* A block of data
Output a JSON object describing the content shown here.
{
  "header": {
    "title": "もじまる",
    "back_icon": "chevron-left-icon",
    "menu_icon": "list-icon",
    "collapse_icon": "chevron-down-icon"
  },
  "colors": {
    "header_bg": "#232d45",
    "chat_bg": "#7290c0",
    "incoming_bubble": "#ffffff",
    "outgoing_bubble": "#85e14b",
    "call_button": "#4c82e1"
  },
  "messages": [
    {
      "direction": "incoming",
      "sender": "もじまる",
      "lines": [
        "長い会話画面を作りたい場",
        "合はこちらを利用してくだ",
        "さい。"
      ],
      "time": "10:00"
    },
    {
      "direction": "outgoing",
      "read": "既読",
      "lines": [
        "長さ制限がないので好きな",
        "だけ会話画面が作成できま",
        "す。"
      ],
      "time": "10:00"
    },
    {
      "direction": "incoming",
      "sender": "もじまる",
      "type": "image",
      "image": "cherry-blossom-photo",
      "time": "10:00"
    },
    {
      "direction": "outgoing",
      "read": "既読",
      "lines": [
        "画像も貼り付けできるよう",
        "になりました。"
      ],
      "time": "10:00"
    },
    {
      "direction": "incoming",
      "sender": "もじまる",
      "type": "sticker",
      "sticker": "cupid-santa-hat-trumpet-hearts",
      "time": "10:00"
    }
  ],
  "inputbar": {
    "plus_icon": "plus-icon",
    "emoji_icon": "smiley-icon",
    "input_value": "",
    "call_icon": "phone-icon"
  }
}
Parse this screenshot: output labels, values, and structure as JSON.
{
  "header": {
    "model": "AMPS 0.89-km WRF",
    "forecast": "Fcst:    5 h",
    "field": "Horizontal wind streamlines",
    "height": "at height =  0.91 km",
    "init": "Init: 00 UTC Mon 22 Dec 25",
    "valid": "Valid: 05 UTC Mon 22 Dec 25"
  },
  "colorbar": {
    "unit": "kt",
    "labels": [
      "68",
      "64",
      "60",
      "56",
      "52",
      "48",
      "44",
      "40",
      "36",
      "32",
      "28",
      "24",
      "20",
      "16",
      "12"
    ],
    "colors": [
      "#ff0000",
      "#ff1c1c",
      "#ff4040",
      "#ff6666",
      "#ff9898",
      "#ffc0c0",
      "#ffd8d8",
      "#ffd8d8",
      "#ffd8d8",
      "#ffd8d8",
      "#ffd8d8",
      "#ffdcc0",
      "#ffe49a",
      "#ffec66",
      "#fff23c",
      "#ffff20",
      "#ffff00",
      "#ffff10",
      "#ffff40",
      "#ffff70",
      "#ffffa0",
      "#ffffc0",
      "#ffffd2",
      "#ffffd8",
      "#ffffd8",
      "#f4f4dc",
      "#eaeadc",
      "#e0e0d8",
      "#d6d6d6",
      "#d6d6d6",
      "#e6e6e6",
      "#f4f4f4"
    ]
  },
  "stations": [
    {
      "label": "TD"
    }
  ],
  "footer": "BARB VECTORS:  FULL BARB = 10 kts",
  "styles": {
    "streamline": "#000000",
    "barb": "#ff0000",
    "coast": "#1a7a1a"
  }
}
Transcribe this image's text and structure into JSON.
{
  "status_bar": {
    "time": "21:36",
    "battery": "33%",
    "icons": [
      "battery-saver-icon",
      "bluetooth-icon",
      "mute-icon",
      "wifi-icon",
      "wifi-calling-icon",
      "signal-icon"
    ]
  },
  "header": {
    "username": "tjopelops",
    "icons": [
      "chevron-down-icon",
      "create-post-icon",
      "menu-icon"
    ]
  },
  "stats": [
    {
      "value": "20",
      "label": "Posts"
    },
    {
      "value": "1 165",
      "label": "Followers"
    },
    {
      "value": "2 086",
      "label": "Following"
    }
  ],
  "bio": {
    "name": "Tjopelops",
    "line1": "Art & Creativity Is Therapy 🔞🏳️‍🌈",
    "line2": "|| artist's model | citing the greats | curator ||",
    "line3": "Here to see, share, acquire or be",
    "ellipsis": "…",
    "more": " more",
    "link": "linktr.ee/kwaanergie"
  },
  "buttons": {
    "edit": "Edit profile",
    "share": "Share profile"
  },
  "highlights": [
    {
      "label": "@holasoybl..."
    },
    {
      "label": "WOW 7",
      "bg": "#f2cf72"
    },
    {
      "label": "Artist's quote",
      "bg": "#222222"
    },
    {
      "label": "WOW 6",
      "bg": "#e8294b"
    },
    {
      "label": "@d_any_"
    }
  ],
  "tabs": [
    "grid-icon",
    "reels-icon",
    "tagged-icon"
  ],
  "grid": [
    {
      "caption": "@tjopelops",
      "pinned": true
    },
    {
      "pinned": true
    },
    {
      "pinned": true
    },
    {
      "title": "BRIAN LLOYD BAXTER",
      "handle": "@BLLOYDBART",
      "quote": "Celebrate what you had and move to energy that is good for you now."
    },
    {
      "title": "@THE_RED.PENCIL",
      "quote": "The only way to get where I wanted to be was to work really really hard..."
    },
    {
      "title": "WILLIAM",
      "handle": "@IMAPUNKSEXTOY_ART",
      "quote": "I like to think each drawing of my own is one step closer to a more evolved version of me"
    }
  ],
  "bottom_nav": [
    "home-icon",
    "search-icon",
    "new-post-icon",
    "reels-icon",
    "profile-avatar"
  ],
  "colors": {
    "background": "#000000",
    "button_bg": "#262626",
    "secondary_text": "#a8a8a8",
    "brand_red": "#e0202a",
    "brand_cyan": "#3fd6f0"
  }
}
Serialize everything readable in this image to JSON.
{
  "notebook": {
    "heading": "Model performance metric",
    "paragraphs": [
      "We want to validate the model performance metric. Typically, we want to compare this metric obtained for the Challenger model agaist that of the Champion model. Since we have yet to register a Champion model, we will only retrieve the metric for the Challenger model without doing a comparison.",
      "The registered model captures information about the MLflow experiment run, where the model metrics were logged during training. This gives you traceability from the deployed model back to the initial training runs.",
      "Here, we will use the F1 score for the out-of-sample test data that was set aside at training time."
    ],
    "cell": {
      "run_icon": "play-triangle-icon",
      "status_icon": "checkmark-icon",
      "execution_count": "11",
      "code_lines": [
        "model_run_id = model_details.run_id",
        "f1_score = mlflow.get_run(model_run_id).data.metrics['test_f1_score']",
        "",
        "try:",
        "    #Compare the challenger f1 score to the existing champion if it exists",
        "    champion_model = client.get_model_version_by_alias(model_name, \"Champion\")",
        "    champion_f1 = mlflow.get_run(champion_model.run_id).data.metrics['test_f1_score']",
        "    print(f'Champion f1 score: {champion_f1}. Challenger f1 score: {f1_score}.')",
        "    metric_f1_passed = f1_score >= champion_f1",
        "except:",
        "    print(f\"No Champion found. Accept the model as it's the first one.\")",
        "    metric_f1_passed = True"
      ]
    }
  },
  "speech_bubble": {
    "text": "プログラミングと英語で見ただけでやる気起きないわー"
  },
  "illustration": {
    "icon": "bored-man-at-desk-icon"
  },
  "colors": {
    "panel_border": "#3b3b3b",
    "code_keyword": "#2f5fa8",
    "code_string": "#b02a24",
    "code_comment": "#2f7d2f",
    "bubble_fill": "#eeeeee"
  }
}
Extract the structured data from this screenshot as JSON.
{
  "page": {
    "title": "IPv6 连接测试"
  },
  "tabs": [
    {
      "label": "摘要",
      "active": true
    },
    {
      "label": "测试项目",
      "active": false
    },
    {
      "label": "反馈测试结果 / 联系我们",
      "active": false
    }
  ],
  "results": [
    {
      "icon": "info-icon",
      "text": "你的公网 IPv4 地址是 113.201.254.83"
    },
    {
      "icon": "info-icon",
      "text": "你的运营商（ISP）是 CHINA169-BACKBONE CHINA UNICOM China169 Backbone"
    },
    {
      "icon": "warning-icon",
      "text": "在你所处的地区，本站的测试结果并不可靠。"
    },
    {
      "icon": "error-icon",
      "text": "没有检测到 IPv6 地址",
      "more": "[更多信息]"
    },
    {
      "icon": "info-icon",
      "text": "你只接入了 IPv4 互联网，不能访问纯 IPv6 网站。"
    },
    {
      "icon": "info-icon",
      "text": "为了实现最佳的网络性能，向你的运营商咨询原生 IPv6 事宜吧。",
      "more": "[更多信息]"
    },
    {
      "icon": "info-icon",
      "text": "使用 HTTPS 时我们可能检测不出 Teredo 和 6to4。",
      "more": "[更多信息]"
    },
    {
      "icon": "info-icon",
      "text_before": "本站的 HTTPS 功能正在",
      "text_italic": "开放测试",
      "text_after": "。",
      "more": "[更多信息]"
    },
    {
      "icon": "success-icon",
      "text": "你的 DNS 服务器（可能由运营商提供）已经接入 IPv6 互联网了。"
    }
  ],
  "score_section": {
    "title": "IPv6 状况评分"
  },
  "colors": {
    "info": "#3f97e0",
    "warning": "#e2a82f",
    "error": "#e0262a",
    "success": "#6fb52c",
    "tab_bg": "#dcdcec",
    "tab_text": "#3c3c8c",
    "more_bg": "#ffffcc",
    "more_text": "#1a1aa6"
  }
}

* What you are asked to do
In the entries above, find lines with "from" and copy each.

* Answer to the task
      "The registered model captures information about the MLflow experiment run, where the model metrics were logged during training. This gives you traceability from the deployed model back to the initial training runs.",
Extract the structured data from this screenshot as JSON.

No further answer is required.